▶ **What the task requires**
Look through the data below. Show each line where the string "SDTVAR" occurs.

▶ **Items listed in a dataset**
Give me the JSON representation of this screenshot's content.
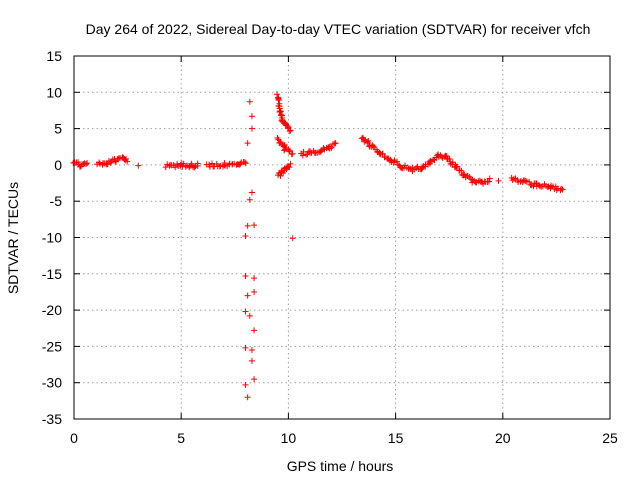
{
  "chart_data": {
    "type": "scatter",
    "title": "Day 264 of 2022, Sidereal Day-to-day VTEC variation (SDTVAR) for receiver vfch",
    "xlabel": "GPS time / hours",
    "ylabel": "SDTVAR / TECUs",
    "xlim": [
      0,
      25
    ],
    "ylim": [
      -35,
      15
    ],
    "xticks": [
      0,
      5,
      10,
      15,
      20,
      25
    ],
    "yticks": [
      -35,
      -30,
      -25,
      -20,
      -15,
      -10,
      -5,
      0,
      5,
      10,
      15
    ],
    "grid": true,
    "marker": "+",
    "series": [
      {
        "name": "SDTVAR",
        "color": "#ff0000",
        "segments": [
          {
            "x": [
              0.0,
              0.3,
              0.6
            ],
            "y": [
              0.5,
              0.0,
              0.2
            ]
          },
          {
            "x": [
              1.1,
              1.5,
              1.9,
              2.3,
              2.5
            ],
            "y": [
              0.0,
              0.3,
              0.6,
              0.8,
              0.5
            ]
          },
          {
            "x": [
              3.0
            ],
            "y": [
              -0.1
            ]
          },
          {
            "x": [
              4.3,
              5.0,
              5.5,
              5.8
            ],
            "y": [
              -0.2,
              0.0,
              -0.1,
              0.0
            ]
          },
          {
            "x": [
              6.2,
              7.0,
              7.7,
              8.0
            ],
            "y": [
              -0.1,
              0.0,
              0.2,
              0.4
            ]
          },
          {
            "x": [
              9.5,
              9.6,
              9.7,
              9.8,
              9.9,
              10.0,
              10.1
            ],
            "y": [
              9.5,
              7.5,
              6.2,
              5.8,
              5.5,
              5.0,
              4.8
            ]
          },
          {
            "x": [
              9.5,
              9.7,
              9.9,
              10.1
            ],
            "y": [
              -1.5,
              -1.0,
              -0.5,
              0.0
            ]
          },
          {
            "x": [
              9.5,
              9.8,
              10.2
            ],
            "y": [
              3.5,
              2.5,
              1.6
            ]
          },
          {
            "x": [
              10.6,
              11.0,
              11.5,
              11.9,
              12.2
            ],
            "y": [
              1.5,
              1.8,
              2.0,
              2.4,
              2.8
            ]
          },
          {
            "x": [
              13.4,
              13.8,
              14.3,
              14.8,
              15.3,
              15.8,
              16.2,
              16.6,
              17.0,
              17.4,
              17.8,
              18.2,
              18.6,
              19.0,
              19.4
            ],
            "y": [
              3.8,
              2.8,
              1.6,
              0.6,
              -0.2,
              -0.6,
              -0.4,
              0.4,
              1.3,
              1.0,
              -0.2,
              -1.4,
              -2.2,
              -2.4,
              -2.0
            ]
          },
          {
            "x": [
              19.8
            ],
            "y": [
              -2.2
            ]
          },
          {
            "x": [
              20.4,
              21.0,
              21.6,
              22.2,
              22.8
            ],
            "y": [
              -1.8,
              -2.4,
              -2.8,
              -3.0,
              -3.4
            ]
          }
        ],
        "points": [
          {
            "x": 8.2,
            "y": 8.7
          },
          {
            "x": 8.3,
            "y": 6.7
          },
          {
            "x": 8.3,
            "y": 5.0
          },
          {
            "x": 8.1,
            "y": 3.0
          },
          {
            "x": 8.3,
            "y": -3.8
          },
          {
            "x": 8.2,
            "y": -4.8
          },
          {
            "x": 8.0,
            "y": -9.8
          },
          {
            "x": 8.1,
            "y": -8.4
          },
          {
            "x": 8.4,
            "y": -8.3
          },
          {
            "x": 8.0,
            "y": -15.3
          },
          {
            "x": 8.4,
            "y": -15.6
          },
          {
            "x": 8.1,
            "y": -18.0
          },
          {
            "x": 8.4,
            "y": -17.5
          },
          {
            "x": 8.0,
            "y": -20.2
          },
          {
            "x": 8.2,
            "y": -20.8
          },
          {
            "x": 8.4,
            "y": -22.8
          },
          {
            "x": 8.0,
            "y": -25.2
          },
          {
            "x": 8.3,
            "y": -25.5
          },
          {
            "x": 8.3,
            "y": -27.0
          },
          {
            "x": 8.0,
            "y": -30.3
          },
          {
            "x": 8.4,
            "y": -29.5
          },
          {
            "x": 8.1,
            "y": -32.0
          },
          {
            "x": 10.2,
            "y": -10.1
          },
          {
            "x": 9.8,
            "y": 2.0
          }
        ]
      }
    ]
  }
}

▶ **Result for this exercise**
    "title": "Day 264 of 2022, Sidereal Day-to-day VTEC variation (SDTVAR) for receiver vfch",
    "ylabel": "SDTVAR / TECUs",
        "name": "SDTVAR",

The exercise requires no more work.